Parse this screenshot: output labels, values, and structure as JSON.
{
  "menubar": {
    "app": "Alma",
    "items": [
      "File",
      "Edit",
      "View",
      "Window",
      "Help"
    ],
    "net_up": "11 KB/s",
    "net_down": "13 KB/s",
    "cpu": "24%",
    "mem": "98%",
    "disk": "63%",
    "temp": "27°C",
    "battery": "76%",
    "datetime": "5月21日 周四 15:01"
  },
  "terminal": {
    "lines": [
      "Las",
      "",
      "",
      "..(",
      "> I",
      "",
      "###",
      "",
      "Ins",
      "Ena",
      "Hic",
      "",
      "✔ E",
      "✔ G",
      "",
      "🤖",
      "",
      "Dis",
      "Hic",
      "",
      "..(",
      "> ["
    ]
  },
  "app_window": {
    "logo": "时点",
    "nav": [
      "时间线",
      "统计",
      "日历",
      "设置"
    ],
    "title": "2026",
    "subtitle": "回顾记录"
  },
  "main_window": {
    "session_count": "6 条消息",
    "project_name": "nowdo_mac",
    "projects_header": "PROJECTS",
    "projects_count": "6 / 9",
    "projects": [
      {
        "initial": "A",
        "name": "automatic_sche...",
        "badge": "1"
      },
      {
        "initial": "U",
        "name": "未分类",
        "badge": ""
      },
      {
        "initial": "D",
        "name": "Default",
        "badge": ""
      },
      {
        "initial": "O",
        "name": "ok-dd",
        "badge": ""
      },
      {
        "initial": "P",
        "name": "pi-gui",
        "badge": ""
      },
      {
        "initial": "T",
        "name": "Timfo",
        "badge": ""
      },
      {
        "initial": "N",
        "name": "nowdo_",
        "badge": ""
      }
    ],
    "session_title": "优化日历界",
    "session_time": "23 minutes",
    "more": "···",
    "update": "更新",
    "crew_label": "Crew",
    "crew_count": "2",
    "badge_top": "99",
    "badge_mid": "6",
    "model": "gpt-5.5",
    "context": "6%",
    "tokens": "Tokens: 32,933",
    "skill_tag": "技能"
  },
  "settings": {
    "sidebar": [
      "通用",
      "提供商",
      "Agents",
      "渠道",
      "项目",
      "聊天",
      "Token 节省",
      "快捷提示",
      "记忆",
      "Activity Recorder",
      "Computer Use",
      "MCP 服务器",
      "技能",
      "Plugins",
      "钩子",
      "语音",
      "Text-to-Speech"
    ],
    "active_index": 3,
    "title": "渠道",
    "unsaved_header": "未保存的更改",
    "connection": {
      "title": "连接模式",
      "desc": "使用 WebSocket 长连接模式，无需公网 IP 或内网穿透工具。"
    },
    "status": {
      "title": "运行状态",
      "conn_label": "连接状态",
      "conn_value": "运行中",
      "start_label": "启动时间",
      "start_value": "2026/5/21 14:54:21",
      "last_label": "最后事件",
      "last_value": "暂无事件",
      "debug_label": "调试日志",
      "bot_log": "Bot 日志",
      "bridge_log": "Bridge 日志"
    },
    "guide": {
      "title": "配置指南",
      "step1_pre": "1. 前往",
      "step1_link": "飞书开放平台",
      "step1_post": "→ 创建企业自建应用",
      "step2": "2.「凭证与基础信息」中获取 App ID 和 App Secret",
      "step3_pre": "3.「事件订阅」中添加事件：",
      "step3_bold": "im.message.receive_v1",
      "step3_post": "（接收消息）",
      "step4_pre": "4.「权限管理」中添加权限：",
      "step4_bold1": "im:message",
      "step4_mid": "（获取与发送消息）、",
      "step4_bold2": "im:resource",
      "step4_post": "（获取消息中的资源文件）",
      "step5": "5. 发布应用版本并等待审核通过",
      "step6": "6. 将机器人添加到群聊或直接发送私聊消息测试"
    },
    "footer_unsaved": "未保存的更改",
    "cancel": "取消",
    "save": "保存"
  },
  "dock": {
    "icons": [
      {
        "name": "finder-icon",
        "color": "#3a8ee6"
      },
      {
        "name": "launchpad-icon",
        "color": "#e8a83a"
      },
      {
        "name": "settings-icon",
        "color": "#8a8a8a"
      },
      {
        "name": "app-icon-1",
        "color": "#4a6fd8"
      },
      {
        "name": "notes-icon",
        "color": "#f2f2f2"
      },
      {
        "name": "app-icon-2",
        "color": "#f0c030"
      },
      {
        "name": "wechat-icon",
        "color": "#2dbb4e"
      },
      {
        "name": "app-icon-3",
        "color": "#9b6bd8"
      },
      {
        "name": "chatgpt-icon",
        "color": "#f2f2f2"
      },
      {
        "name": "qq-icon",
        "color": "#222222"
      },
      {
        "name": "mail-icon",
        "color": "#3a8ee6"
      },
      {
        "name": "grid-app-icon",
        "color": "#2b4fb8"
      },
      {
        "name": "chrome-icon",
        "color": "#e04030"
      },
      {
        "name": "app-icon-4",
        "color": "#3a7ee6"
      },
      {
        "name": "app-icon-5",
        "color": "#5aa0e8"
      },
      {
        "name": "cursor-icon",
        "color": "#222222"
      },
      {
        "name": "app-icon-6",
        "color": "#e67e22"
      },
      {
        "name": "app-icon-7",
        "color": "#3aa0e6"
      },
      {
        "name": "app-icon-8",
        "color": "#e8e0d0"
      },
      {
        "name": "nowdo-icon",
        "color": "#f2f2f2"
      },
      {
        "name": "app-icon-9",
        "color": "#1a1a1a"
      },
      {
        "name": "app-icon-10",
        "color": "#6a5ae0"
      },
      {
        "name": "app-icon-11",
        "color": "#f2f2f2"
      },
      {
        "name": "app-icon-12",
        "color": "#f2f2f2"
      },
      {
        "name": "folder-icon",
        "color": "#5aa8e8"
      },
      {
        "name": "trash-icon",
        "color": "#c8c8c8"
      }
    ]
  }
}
———
## Given request
Locate the string "message" in the listing above and copy every line where it occurs.

## Response to this task
      "step3_bold": "im.message.receive_v1",
      "step4_bold1": "im:message",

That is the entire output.